Short task>
What follows is a listing. Return every line of it exactly.

Material shown>
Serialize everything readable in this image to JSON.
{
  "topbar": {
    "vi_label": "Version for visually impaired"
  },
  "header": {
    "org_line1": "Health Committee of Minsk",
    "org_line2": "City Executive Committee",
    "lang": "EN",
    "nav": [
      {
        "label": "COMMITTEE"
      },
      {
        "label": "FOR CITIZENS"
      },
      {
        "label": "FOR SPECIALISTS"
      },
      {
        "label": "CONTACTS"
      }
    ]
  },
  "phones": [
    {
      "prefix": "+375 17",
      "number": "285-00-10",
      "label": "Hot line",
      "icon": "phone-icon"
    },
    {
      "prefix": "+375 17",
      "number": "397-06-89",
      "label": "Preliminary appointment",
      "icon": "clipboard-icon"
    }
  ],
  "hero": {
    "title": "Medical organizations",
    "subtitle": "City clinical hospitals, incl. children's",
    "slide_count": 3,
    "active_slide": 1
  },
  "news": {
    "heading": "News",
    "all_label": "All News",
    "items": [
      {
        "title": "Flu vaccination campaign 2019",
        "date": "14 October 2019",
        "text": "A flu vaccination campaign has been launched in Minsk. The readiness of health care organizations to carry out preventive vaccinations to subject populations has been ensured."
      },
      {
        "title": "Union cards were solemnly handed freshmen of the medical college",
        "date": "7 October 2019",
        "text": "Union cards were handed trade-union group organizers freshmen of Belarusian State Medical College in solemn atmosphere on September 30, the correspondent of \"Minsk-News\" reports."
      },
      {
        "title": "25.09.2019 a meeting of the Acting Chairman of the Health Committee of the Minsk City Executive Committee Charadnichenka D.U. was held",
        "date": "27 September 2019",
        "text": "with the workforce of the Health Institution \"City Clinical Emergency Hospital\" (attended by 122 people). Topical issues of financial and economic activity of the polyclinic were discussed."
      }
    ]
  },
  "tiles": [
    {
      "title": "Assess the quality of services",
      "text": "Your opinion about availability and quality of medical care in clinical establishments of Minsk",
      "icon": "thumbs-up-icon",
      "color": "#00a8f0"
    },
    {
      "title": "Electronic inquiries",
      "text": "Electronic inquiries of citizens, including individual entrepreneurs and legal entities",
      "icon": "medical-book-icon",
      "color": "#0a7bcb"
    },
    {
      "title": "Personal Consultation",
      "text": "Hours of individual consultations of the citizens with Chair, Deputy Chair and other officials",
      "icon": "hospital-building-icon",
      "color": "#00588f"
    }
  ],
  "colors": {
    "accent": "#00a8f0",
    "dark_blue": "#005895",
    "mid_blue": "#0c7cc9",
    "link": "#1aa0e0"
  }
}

Response>
Serialize everything readable in this image to JSON.
{
  "topbar": {
    "vi_label": "Version for visually impaired"
  },
  "header": {
    "org_line1": "Health Committee of Minsk",
    "org_line2": "City Executive Committee",
    "lang": "EN",
    "nav": [
      {
        "label": "COMMITTEE"
      },
      {
        "label": "FOR CITIZENS"
      },
      {
        "label": "FOR SPECIALISTS"
      },
      {
        "label": "CONTACTS"
      }
    ]
  },
  "phones": [
    {
      "prefix": "+375 17",
      "number": "285-00-10",
      "label": "Hot line",
      "icon": "phone-icon"
    },
    {
      "prefix": "+375 17",
      "number": "397-06-89",
      "label": "Preliminary appointment",
      "icon": "clipboard-icon"
    }
  ],
  "hero": {
    "title": "Medical organizations",
    "subtitle": "City clinical hospitals, incl. children's",
    "slide_count": 3,
    "active_slide": 1
  },
  "news": {
    "heading": "News",
    "all_label": "All News",
    "items": [
      {
        "title": "Flu vaccination campaign 2019",
        "date": "14 October 2019",
        "text": "A flu vaccination campaign has been launched in Minsk. The readiness of health care organizations to carry out preventive vaccinations to subject populations has been ensured."
      },
      {
        "title": "Union cards were solemnly handed freshmen of the medical college",
        "date": "7 October 2019",
        "text": "Union cards were handed trade-union group organizers freshmen of Belarusian State Medical College in solemn atmosphere on September 30, the correspondent of \"Minsk-News\" reports."
      },
      {
        "title": "25.09.2019 a meeting of the Acting Chairman of the Health Committee of the Minsk City Executive Committee Charadnichenka D.U. was held",
        "date": "27 September 2019",
        "text": "with the workforce of the Health Institution \"City Clinical Emergency Hospital\" (attended by 122 people). Topical issues of financial and economic activity of the polyclinic were discussed."
      }
    ]
  },
  "tiles": [
    {
      "title": "Assess the quality of services",
      "text": "Your opinion about availability and quality of medical care in clinical establishments of Minsk",
      "icon": "thumbs-up-icon",
      "color": "#00a8f0"
    },
    {
      "title": "Electronic inquiries",
      "text": "Electronic inquiries of citizens, including individual entrepreneurs and legal entities",
      "icon": "medical-book-icon",
      "color": "#0a7bcb"
    },
    {
      "title": "Personal Consultation",
      "text": "Hours of individual consultations of the citizens with Chair, Deputy Chair and other officials",
      "icon": "hospital-building-icon",
      "color": "#00588f"
    }
  ],
  "colors": {
    "accent": "#00a8f0",
    "dark_blue": "#005895",
    "mid_blue": "#0c7cc9",
    "link": "#1aa0e0"
  }
}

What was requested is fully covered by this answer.